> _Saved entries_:
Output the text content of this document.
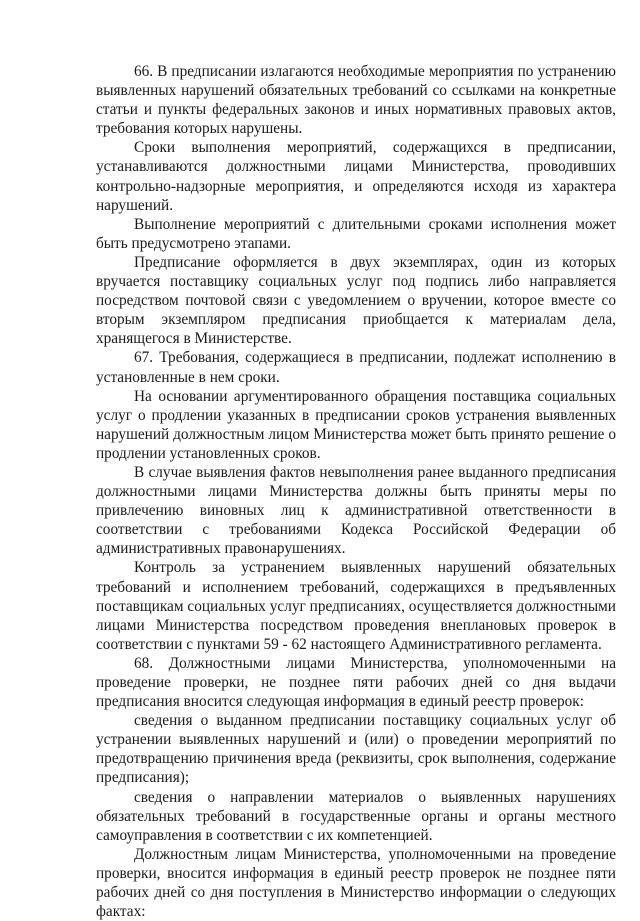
66. В предписании излагаются необходимые мероприятия по устранению выявленных нарушений обязательных требований со ссылками на конкретные статьи и пункты федеральных законов и иных нормативных правовых актов, требования которых нарушены.

Сроки выполнения мероприятий, содержащихся в предписании, устанавливаются должностными лицами Министерства, проводивших контрольно-надзорные мероприятия, и определяются исходя из характера нарушений.

Выполнение мероприятий с длительными сроками исполнения может быть предусмотрено этапами.

Предписание оформляется в двух экземплярах, один из которых вручается поставщику социальных услуг под подпись либо направляется посредством почтовой связи с уведомлением о вручении, которое вместе со вторым экземпляром предписания приобщается к материалам дела, хранящегося в Министерстве.

67. Требования, содержащиеся в предписании, подлежат исполнению в установленные в нем сроки.

На основании аргументированного обращения поставщика социальных услуг о продлении указанных в предписании сроков устранения выявленных нарушений должностным лицом Министерства может быть принято решение о продлении установленных сроков.

В случае выявления фактов невыполнения ранее выданного предписания должностными лицами Министерства должны быть приняты меры по привлечению виновных лиц к административной ответственности в соответствии с требованиями Кодекса Российской Федерации об административных правонарушениях.

Контроль за устранением выявленных нарушений обязательных требований и исполнением требований, содержащихся в предъявленных поставщикам социальных услуг предписаниях, осуществляется должностными лицами Министерства посредством проведения внеплановых проверок в соответствии с пунктами 59 - 62 настоящего Административного регламента.

68. Должностными лицами Министерства, уполномоченными на проведение проверки, не позднее пяти рабочих дней со дня выдачи предписания вносится следующая информация в единый реестр проверок:

сведения о выданном предписании поставщику социальных услуг об устранении выявленных нарушений и (или) о проведении мероприятий по предотвращению причинения вреда (реквизиты, срок выполнения, содержание предписания);

сведения о направлении материалов о выявленных нарушениях обязательных требований в государственные органы и органы местного самоуправления в соответствии с их компетенцией.

Должностным лицам Министерства, уполномоченными на проведение проверки, вносится информация в единый реестр проверок не позднее пяти рабочих дней со дня поступления в Министерство информации о следующих фактах:
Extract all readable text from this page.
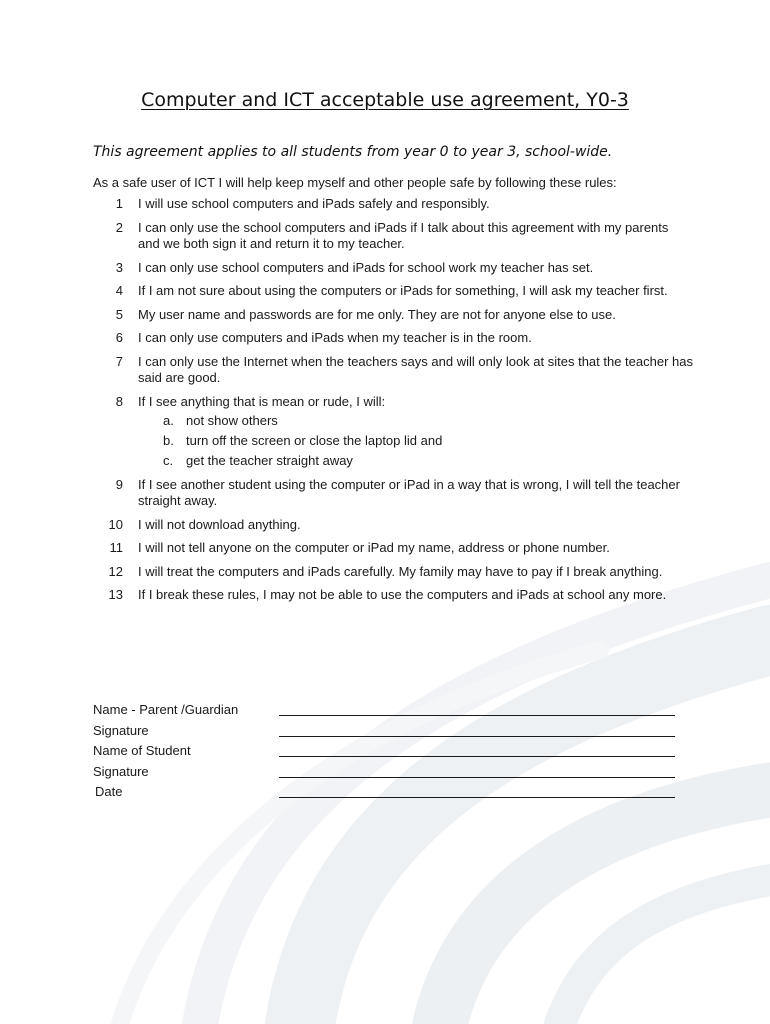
Computer and ICT acceptable use agreement, Y0-3

This agreement applies to all students from year 0 to year 3, school-wide.

As a safe user of ICT I will help keep myself and other people safe by following these rules:

1 I will use school computers and iPads safely and responsibly.
2 I can only use the school computers and iPads if I talk about this agreement with my parents and we both sign it and return it to my teacher.
3 I can only use school computers and iPads for school work my teacher has set.
4 If I am not sure about using the computers or iPads for something, I will ask my teacher first.
5 My user name and passwords are for me only. They are not for anyone else to use.
6 I can only use computers and iPads when my teacher is in the room.
7 I can only use the Internet when the teachers says and will only look at sites that the teacher has said are good.
8 If I see anything that is mean or rude, I will:
a. not show others
b. turn off the screen or close the laptop lid and
c. get the teacher straight away
9 If I see another student using the computer or iPad in a way that is wrong, I will tell the teacher straight away.
10 I will not download anything.
11 I will not tell anyone on the computer or iPad my name, address or phone number.
12 I will treat the computers and iPads carefully. My family may have to pay if I break anything.
13 If I break these rules, I may not be able to use the computers and iPads at school any more.
Name - Parent /Guardian
Signature
Name of Student
Signature
Date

> _What is required_:
Copy out every line in the entries above that holds "from".

> _Response to the exercise_:
Extract all readable text from this page.
This agreement applies to all students from year 0 to year 3, school-wide.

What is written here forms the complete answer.